▶ **Data lines**
---*---

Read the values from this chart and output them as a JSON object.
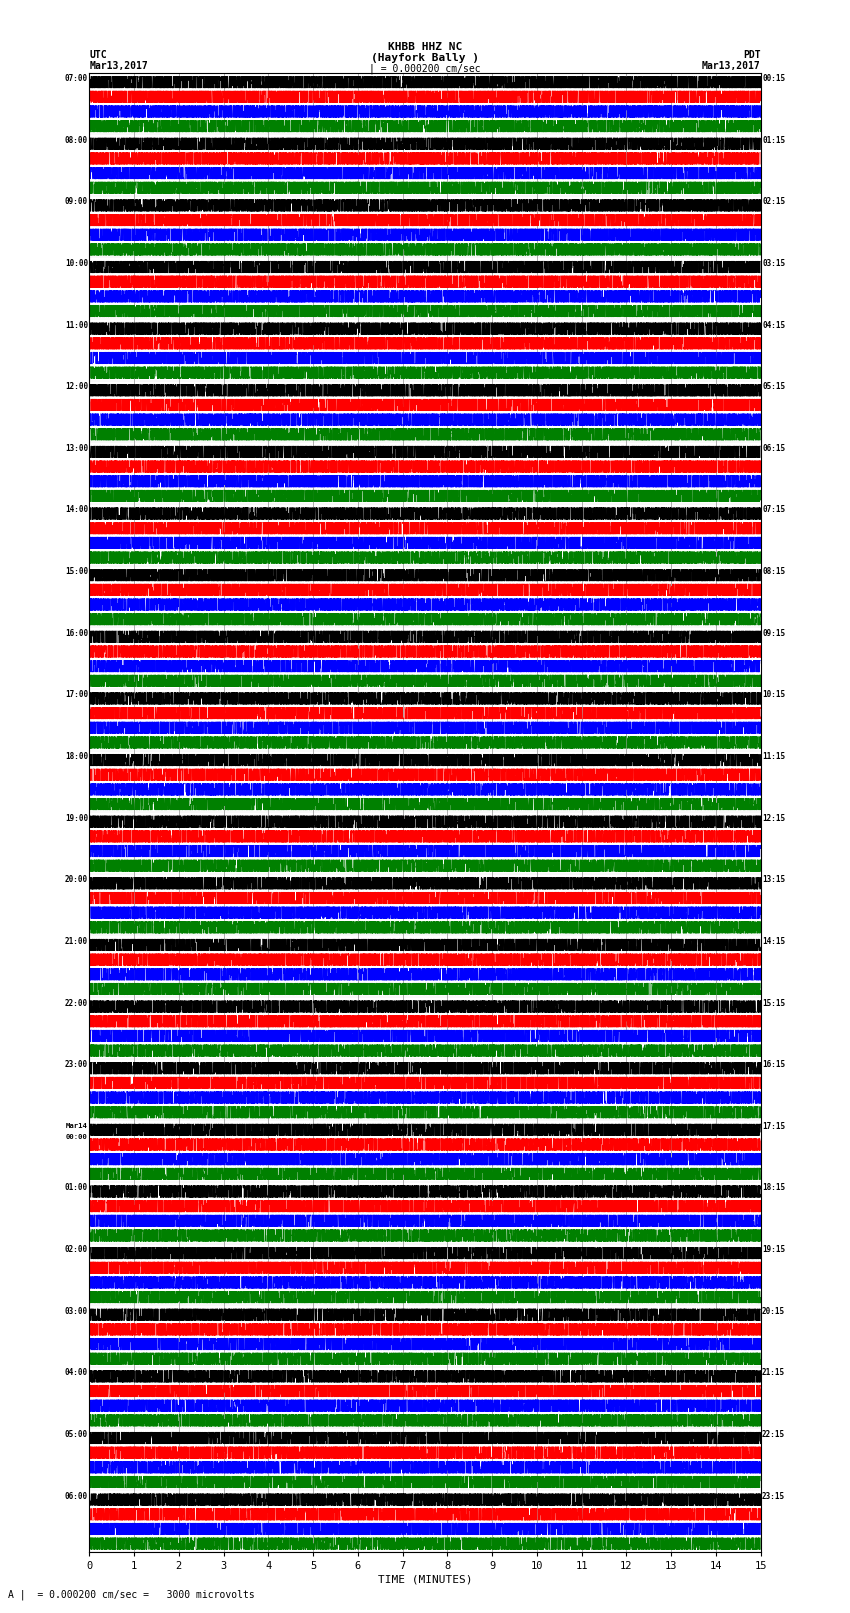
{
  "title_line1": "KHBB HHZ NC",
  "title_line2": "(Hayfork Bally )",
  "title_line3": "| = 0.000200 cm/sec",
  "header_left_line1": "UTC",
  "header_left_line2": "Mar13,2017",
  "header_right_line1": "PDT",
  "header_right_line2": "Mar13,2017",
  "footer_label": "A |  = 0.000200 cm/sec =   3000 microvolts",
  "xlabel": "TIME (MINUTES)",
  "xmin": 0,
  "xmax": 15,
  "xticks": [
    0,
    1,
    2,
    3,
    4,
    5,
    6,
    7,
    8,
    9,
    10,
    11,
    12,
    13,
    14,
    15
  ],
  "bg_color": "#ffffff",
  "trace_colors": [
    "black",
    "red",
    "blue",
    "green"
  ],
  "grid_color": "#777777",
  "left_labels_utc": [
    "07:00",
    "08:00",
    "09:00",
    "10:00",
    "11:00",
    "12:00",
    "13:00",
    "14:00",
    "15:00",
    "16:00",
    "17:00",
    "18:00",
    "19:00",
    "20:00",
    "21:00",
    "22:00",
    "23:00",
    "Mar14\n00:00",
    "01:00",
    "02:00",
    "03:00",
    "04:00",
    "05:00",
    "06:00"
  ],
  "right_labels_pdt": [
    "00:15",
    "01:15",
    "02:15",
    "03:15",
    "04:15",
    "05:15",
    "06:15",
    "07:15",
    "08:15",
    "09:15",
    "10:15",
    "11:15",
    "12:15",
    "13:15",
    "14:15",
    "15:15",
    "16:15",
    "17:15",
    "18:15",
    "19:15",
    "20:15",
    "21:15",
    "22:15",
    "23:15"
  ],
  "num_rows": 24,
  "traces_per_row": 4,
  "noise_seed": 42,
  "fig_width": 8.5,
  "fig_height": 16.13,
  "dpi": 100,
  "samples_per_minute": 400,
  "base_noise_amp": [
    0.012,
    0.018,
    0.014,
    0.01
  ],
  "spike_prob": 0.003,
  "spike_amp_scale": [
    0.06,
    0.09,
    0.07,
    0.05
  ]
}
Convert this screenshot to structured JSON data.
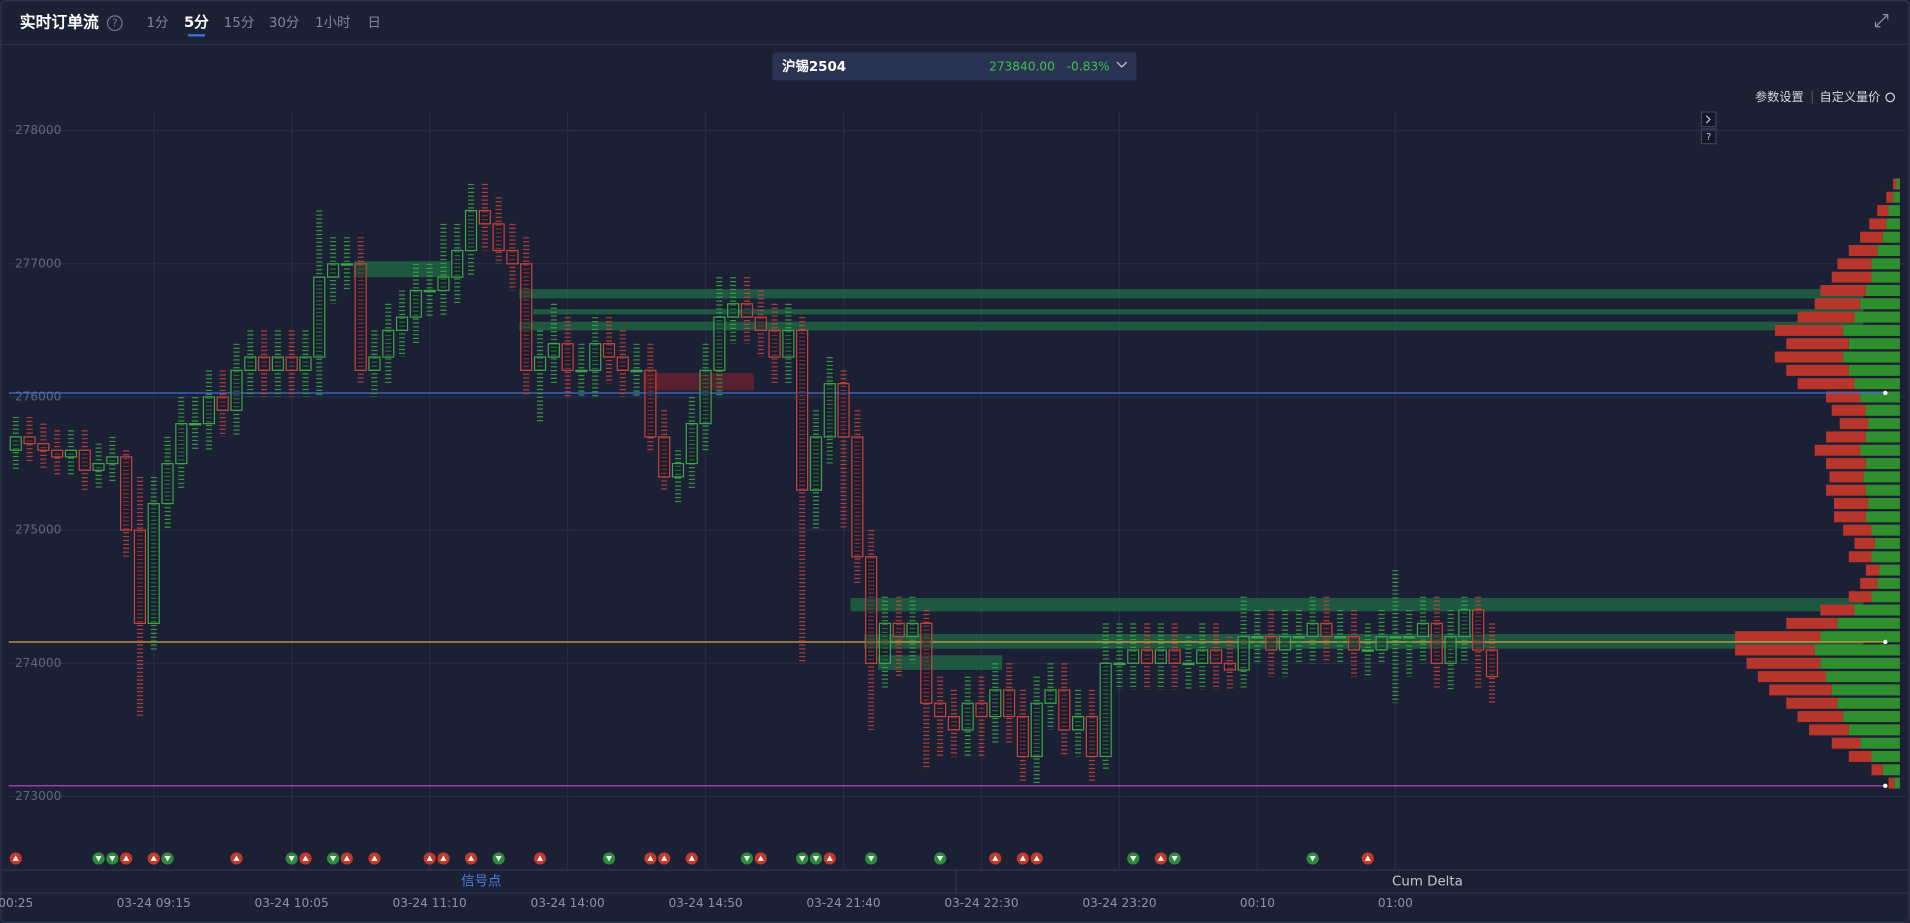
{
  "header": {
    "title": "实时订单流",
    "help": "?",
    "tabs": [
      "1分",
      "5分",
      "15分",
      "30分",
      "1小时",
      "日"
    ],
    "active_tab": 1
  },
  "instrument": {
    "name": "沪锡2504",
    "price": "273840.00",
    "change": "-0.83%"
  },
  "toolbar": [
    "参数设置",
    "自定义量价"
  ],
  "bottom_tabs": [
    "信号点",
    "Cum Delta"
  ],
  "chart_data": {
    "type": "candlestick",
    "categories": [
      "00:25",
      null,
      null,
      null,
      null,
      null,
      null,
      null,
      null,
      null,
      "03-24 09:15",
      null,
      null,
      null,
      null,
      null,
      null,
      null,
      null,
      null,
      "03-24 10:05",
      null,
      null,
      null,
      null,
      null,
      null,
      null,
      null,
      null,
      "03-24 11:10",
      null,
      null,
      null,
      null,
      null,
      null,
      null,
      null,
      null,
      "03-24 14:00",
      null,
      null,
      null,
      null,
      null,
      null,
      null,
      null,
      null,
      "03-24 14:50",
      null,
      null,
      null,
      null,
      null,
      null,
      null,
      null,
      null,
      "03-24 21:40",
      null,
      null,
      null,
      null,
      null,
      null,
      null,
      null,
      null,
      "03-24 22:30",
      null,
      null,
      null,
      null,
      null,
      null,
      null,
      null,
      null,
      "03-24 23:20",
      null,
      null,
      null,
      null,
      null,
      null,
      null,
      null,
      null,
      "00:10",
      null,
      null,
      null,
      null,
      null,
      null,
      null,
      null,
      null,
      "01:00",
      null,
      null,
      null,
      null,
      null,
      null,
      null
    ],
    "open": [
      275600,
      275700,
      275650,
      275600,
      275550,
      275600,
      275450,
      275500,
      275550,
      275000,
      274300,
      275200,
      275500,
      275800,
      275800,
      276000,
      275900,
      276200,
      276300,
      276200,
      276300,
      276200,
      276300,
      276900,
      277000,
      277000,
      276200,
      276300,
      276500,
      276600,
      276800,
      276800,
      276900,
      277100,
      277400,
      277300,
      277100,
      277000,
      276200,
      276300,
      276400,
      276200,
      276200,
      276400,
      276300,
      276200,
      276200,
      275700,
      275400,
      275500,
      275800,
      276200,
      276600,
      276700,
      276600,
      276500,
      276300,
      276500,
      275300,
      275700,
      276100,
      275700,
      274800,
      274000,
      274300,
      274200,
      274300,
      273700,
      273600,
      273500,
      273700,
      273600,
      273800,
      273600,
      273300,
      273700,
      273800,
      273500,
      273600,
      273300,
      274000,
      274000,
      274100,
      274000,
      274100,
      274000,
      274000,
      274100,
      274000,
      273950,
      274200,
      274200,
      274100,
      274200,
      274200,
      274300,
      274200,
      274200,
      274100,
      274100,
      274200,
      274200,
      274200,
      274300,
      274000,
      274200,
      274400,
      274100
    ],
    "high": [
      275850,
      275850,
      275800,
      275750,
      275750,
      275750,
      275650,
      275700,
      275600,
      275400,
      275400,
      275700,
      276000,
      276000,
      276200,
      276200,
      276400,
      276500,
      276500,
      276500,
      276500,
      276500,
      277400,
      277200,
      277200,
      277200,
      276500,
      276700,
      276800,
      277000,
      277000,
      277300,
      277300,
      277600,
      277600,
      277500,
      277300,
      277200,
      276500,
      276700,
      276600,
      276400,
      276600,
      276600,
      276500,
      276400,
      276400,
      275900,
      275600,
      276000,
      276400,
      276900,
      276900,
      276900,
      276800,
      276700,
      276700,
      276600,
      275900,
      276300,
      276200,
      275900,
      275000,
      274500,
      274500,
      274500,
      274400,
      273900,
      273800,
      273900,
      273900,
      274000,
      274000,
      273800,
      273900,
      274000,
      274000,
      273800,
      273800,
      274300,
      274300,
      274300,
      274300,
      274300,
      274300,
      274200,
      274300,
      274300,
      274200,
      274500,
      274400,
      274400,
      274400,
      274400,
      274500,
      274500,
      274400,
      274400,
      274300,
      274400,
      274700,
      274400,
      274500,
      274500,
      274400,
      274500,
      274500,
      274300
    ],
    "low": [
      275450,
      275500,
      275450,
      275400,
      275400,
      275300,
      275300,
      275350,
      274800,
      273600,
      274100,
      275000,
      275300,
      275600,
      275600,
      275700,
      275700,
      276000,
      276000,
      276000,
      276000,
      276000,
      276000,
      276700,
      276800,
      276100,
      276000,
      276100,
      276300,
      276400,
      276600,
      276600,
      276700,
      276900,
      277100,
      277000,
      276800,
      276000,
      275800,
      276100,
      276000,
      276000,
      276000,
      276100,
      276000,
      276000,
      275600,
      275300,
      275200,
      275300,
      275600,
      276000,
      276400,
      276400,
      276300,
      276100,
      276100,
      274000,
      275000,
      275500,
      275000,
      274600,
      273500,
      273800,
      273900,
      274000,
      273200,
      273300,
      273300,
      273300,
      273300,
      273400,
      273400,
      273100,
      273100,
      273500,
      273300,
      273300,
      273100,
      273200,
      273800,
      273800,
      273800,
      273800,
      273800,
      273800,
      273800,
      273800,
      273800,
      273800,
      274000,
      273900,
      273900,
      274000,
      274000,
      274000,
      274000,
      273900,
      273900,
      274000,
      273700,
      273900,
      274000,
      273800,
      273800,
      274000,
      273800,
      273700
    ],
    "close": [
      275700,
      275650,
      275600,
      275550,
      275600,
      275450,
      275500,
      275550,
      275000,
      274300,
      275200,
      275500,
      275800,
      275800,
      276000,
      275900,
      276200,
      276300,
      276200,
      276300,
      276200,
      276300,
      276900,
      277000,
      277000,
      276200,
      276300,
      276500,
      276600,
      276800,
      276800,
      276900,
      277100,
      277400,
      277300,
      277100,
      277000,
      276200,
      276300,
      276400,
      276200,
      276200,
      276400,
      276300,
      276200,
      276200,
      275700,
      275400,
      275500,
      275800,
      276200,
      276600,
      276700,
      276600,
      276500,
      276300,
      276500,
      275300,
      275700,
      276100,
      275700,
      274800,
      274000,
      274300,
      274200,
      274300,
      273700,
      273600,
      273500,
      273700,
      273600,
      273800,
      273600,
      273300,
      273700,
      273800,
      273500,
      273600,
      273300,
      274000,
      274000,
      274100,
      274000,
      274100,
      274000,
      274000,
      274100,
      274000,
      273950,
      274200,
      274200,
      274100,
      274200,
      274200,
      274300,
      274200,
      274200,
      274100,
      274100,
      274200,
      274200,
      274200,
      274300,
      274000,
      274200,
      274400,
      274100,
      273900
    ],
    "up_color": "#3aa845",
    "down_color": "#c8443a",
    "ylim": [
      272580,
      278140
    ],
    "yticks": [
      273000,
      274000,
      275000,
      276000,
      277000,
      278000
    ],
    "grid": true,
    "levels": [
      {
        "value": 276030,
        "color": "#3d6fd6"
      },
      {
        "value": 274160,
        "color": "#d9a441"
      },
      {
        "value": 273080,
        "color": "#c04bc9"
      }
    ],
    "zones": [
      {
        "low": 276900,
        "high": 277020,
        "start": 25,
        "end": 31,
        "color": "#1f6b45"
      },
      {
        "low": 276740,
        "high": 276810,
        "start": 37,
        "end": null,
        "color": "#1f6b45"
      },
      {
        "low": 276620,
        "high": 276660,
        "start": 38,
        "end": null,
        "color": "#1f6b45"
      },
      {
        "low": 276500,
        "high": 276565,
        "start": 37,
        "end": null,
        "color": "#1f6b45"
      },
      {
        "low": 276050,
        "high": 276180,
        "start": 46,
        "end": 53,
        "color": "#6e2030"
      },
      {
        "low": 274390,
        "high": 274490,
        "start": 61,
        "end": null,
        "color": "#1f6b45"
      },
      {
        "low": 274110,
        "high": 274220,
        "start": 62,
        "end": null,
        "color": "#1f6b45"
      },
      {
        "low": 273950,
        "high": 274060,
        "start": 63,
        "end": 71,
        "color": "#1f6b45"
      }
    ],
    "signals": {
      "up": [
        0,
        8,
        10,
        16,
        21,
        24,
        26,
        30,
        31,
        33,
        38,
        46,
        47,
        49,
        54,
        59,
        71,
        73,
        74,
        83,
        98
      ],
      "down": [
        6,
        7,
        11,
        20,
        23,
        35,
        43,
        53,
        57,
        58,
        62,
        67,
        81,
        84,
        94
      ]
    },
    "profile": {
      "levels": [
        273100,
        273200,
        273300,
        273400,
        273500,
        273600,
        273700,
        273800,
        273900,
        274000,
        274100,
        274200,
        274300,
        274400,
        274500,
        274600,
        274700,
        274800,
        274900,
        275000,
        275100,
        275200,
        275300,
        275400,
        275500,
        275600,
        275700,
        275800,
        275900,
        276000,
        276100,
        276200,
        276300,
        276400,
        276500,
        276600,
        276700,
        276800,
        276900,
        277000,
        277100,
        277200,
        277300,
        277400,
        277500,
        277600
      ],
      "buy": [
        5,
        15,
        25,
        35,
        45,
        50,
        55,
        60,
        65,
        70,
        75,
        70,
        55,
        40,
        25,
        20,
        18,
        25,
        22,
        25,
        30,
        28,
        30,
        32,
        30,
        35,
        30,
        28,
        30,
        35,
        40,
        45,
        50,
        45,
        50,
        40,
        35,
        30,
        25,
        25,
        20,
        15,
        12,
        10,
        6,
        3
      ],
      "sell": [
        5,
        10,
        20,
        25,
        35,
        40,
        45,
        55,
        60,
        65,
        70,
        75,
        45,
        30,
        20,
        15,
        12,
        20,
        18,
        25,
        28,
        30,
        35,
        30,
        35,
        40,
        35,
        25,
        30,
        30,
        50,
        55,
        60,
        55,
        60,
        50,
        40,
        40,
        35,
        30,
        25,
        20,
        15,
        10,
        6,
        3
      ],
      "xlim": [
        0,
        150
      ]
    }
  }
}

---*---

▶ **Task**
Select all lines with the word "start" from the entries above.

▶ **Result**
        "start": 25,
        "start": 37,
        "start": 38,
        "start": 37,
        "start": 46,
        "start": 61,
        "start": 62,
        "start": 63,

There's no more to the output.